__TEXTE FOURNI__:
-------
Françoise Brié, 15 ans de terrain auprès des femmes
RENCONTRE - La directrice générale de la Fédération Nationale Solidarité Femmes explique à "Girls" la mission de son association, à l'origine du 3919, le numéro d'écoute dédié aux femmes victimes de violences sexistes et sexuelles.

Elle n'est pas une figure connue de la sphère publique. Pourtant, Françoise Brié est une femme de terrain qui, chaque fois que vous la croisez, a une histoire à vous raconter. Un soir de novembre, alors que nous animons avec elle un débat sur le sujet des violences sexistes et sexuelles, son téléphone sonne au moment d'une courte pause. La directrice générale de la Fédération Nationale Solidarité Femmes (FNSF) échange quelques mots indistincts puis raccroche avec un sourire.
À l'autre bout du fil, on vient de lui annoncer qu'une femme, victimes de violences conjugales, séparée de ses enfants depuis plusieurs années, a enfin pu les retrouver au prix d'une bataille en partie menée contre son conjoint et avec la Fédération Nationale Solidarité Femmes. Souvent, ces victoires contre les violences débutent avec un coup de téléphone passé au 3919.
-------
__LIGNES DE DONNÉES__:
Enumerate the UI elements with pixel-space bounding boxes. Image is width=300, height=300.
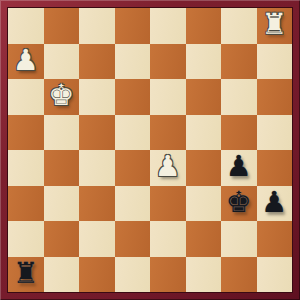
square-a3[interactable]	[8, 186, 44, 222]
square-f5[interactable]	[186, 115, 222, 151]
white-king[interactable]: ♚	[48, 81, 74, 110]
square-c1[interactable]	[79, 257, 115, 293]
square-h5[interactable]	[257, 115, 293, 151]
square-g2[interactable]	[221, 221, 257, 257]
square-c2[interactable]	[79, 221, 115, 257]
square-g8[interactable]	[221, 8, 257, 44]
white-pawn[interactable]: ♟	[13, 46, 39, 75]
square-b2[interactable]	[44, 221, 80, 257]
square-c5[interactable]	[79, 115, 115, 151]
chess-board-frame: ♜♟♚♟♟♚♟♜	[0, 0, 300, 300]
square-a1[interactable]: ♜	[8, 257, 44, 293]
square-a8[interactable]	[8, 8, 44, 44]
square-e8[interactable]	[150, 8, 186, 44]
square-c8[interactable]	[79, 8, 115, 44]
square-e7[interactable]	[150, 44, 186, 80]
square-b7[interactable]	[44, 44, 80, 80]
square-e1[interactable]	[150, 257, 186, 293]
square-a7[interactable]: ♟	[8, 44, 44, 80]
square-f2[interactable]	[186, 221, 222, 257]
square-f6[interactable]	[186, 79, 222, 115]
square-d6[interactable]	[115, 79, 151, 115]
square-b6[interactable]: ♚	[44, 79, 80, 115]
square-f4[interactable]	[186, 150, 222, 186]
square-a4[interactable]	[8, 150, 44, 186]
square-d2[interactable]	[115, 221, 151, 257]
square-b3[interactable]	[44, 186, 80, 222]
square-g7[interactable]	[221, 44, 257, 80]
square-b1[interactable]	[44, 257, 80, 293]
square-c7[interactable]	[79, 44, 115, 80]
square-h1[interactable]	[257, 257, 293, 293]
square-a2[interactable]	[8, 221, 44, 257]
square-g1[interactable]	[221, 257, 257, 293]
square-c3[interactable]	[79, 186, 115, 222]
square-a6[interactable]	[8, 79, 44, 115]
square-h8[interactable]: ♜	[257, 8, 293, 44]
square-h3[interactable]: ♟	[257, 186, 293, 222]
square-b5[interactable]	[44, 115, 80, 151]
square-g6[interactable]	[221, 79, 257, 115]
square-e6[interactable]	[150, 79, 186, 115]
square-f1[interactable]	[186, 257, 222, 293]
square-c4[interactable]	[79, 150, 115, 186]
square-d8[interactable]	[115, 8, 151, 44]
square-f8[interactable]	[186, 8, 222, 44]
square-f3[interactable]	[186, 186, 222, 222]
square-e2[interactable]	[150, 221, 186, 257]
square-d4[interactable]	[115, 150, 151, 186]
square-e5[interactable]	[150, 115, 186, 151]
black-rook[interactable]: ♜	[13, 259, 39, 288]
square-d1[interactable]	[115, 257, 151, 293]
square-g4[interactable]: ♟	[221, 150, 257, 186]
square-b8[interactable]	[44, 8, 80, 44]
square-e4[interactable]: ♟	[150, 150, 186, 186]
square-b4[interactable]	[44, 150, 80, 186]
black-pawn[interactable]: ♟	[261, 188, 287, 217]
square-c6[interactable]	[79, 79, 115, 115]
square-a5[interactable]	[8, 115, 44, 151]
square-h2[interactable]	[257, 221, 293, 257]
square-g5[interactable]	[221, 115, 257, 151]
black-king[interactable]: ♚	[226, 188, 252, 217]
square-d3[interactable]	[115, 186, 151, 222]
white-pawn[interactable]: ♟	[155, 152, 181, 181]
square-e3[interactable]	[150, 186, 186, 222]
square-h4[interactable]	[257, 150, 293, 186]
square-d7[interactable]	[115, 44, 151, 80]
square-f7[interactable]	[186, 44, 222, 80]
square-h7[interactable]	[257, 44, 293, 80]
white-rook[interactable]: ♜	[261, 10, 287, 39]
black-pawn[interactable]: ♟	[226, 152, 252, 181]
square-h6[interactable]	[257, 79, 293, 115]
square-g3[interactable]: ♚	[221, 186, 257, 222]
chess-board: ♜♟♚♟♟♚♟♜	[8, 8, 292, 292]
square-d5[interactable]	[115, 115, 151, 151]
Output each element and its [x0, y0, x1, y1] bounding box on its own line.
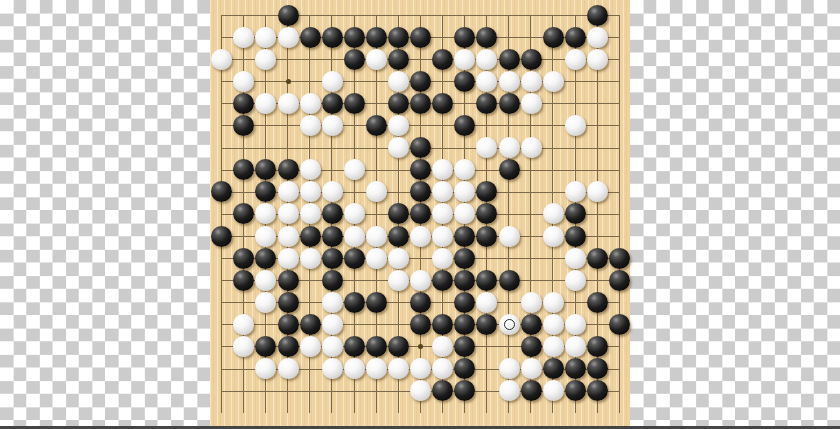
stone-black [587, 336, 608, 357]
stone-black [366, 27, 387, 48]
stone-black [300, 314, 321, 335]
stone-black [366, 336, 387, 357]
stone-white [565, 181, 586, 202]
stone-black [255, 248, 276, 269]
stone-white [278, 226, 299, 247]
stone-white [388, 358, 409, 379]
stone-white [388, 115, 409, 136]
stone-black [521, 314, 542, 335]
stone-black [476, 270, 497, 291]
stone-white [410, 270, 431, 291]
stone-black [366, 115, 387, 136]
stone-black [587, 248, 608, 269]
stone-black [278, 270, 299, 291]
stone-black [587, 5, 608, 26]
stone-white [278, 248, 299, 269]
stone-black [454, 270, 475, 291]
stone-black [322, 248, 343, 269]
stone-black [388, 49, 409, 70]
stone-white [565, 270, 586, 291]
stone-black [322, 93, 343, 114]
stone-black [344, 49, 365, 70]
stone-white [278, 27, 299, 48]
stone-black [565, 226, 586, 247]
stone-white [521, 358, 542, 379]
stone-black [278, 314, 299, 335]
star-point [286, 79, 291, 84]
stone-black [322, 226, 343, 247]
stone-white [233, 71, 254, 92]
stone-black [454, 27, 475, 48]
stone-black [278, 5, 299, 26]
stone-white [344, 226, 365, 247]
stone-white [344, 159, 365, 180]
stone-white [454, 49, 475, 70]
screenshot-canvas [0, 0, 840, 429]
stone-black [344, 27, 365, 48]
stone-black [388, 226, 409, 247]
stone-white [587, 49, 608, 70]
stone-black [300, 27, 321, 48]
stone-white [521, 71, 542, 92]
stone-white [499, 226, 520, 247]
stone-white [255, 226, 276, 247]
stone-white [565, 248, 586, 269]
stone-white [543, 203, 564, 224]
stone-white [565, 314, 586, 335]
stone-black [432, 270, 453, 291]
stone-black [499, 93, 520, 114]
stone-white [388, 137, 409, 158]
stone-white [300, 159, 321, 180]
stone-white [587, 27, 608, 48]
stone-white [322, 314, 343, 335]
stone-black [344, 248, 365, 269]
stone-black [476, 27, 497, 48]
stone-white [255, 49, 276, 70]
stone-white [521, 292, 542, 313]
stone-black [587, 358, 608, 379]
stone-white [476, 49, 497, 70]
stone-white [565, 49, 586, 70]
stone-white [499, 137, 520, 158]
stone-white [366, 226, 387, 247]
stone-white [322, 292, 343, 313]
stone-black [454, 292, 475, 313]
stone-black [322, 27, 343, 48]
stone-white [300, 181, 321, 202]
stone-black [233, 270, 254, 291]
stone-black [278, 159, 299, 180]
stone-white [543, 380, 564, 401]
stone-black [410, 27, 431, 48]
stone-white [278, 93, 299, 114]
stone-white [300, 203, 321, 224]
stone-black [454, 248, 475, 269]
stone-white [410, 226, 431, 247]
stone-black [388, 336, 409, 357]
stone-black [587, 380, 608, 401]
stone-white [543, 226, 564, 247]
stone-white [432, 248, 453, 269]
stone-white [521, 93, 542, 114]
stone-white [366, 358, 387, 379]
stone-white [521, 137, 542, 158]
stone-white [388, 71, 409, 92]
stone-white [565, 115, 586, 136]
stone-black [609, 270, 630, 291]
stone-black [233, 248, 254, 269]
stone-white [233, 27, 254, 48]
stone-white [388, 248, 409, 269]
stone-black [521, 380, 542, 401]
stone-black [322, 270, 343, 291]
stone-black [499, 159, 520, 180]
stone-black [543, 358, 564, 379]
stone-white [255, 27, 276, 48]
stone-black [432, 93, 453, 114]
stone-black [410, 71, 431, 92]
stone-black [454, 71, 475, 92]
stone-white [499, 358, 520, 379]
stone-white [300, 93, 321, 114]
stone-white [300, 248, 321, 269]
stone-white [278, 203, 299, 224]
stone-black [499, 270, 520, 291]
stone-black [410, 314, 431, 335]
stone-black [410, 93, 431, 114]
stone-black [388, 27, 409, 48]
stone-white [499, 380, 520, 401]
stone-black [300, 226, 321, 247]
stone-white [565, 336, 586, 357]
stone-black [388, 93, 409, 114]
stone-white [211, 49, 232, 70]
stone-white [300, 336, 321, 357]
stone-white [366, 49, 387, 70]
stone-white [499, 314, 520, 335]
stone-black [565, 358, 586, 379]
stone-white [322, 336, 343, 357]
stone-black [211, 226, 232, 247]
stone-black [521, 49, 542, 70]
stone-black [609, 314, 630, 335]
stone-white [322, 115, 343, 136]
stone-black [344, 292, 365, 313]
stone-black [432, 314, 453, 335]
stone-black [543, 27, 564, 48]
stone-black [565, 27, 586, 48]
stone-black [278, 292, 299, 313]
stone-black [499, 49, 520, 70]
stone-black [587, 292, 608, 313]
stone-black [322, 203, 343, 224]
stone-black [476, 226, 497, 247]
stone-white [543, 336, 564, 357]
stone-white [278, 358, 299, 379]
stone-white [300, 115, 321, 136]
stone-white [543, 314, 564, 335]
stone-white [366, 248, 387, 269]
stone-white [322, 181, 343, 202]
stone-black [410, 292, 431, 313]
stone-white [322, 71, 343, 92]
last-move-marker [504, 319, 515, 330]
stone-white [543, 71, 564, 92]
stone-white [344, 358, 365, 379]
stone-white [388, 270, 409, 291]
stone-white [278, 181, 299, 202]
stone-black [454, 226, 475, 247]
stone-white [499, 71, 520, 92]
stone-black [344, 336, 365, 357]
stone-black [366, 292, 387, 313]
stone-black [344, 93, 365, 114]
stone-black [521, 336, 542, 357]
stone-white [543, 292, 564, 313]
stone-black [609, 248, 630, 269]
stone-white [322, 358, 343, 379]
stone-black [278, 336, 299, 357]
stone-white [432, 226, 453, 247]
stone-black [432, 49, 453, 70]
go-board [210, 0, 630, 429]
stone-black [565, 380, 586, 401]
stone-white [255, 270, 276, 291]
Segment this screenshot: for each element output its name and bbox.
-------
__CONSIGNES__:
A - Dans le portrait de Françoise Brié, pourquoi raccroche-t-elle son téléphone avec un sourire pendant la pause du débat ? Répondez en une à trois phrases.
B - Dans le portrait de Françoise Brié, pouvez-vous recopier tout ce qui va de « Elle n'est pas » jusqu'à « avec un sourire. », en substituant « décembre » à « novembre » ?

__RÉPONSES__:
A - Elle sourit parce qu'on vient de lui annoncer qu'une femme victime de violences conjugales, séparée de ses enfants depuis plusieurs années, a enfin pu les retrouver. Ces retrouvailles sont le fruit d'une bataille menée en partie contre son conjoint et avec la Fédération Nationale Solidarité Femmes.

B -
Elle n'est pas une figure connue de la sphère publique. Pourtant, Françoise Brié est une femme de terrain qui, chaque fois que vous la croisez, a une histoire à vous raconter. Un soir de décembre, alors que nous animons avec elle un débat sur le sujet des violences sexistes et sexuelles, son téléphone sonne au moment d'une courte pause. La directrice générale de la Fédération Nationale Solidarité Femmes (FNSF) échange quelques mots indistincts puis raccroche avec un sourire.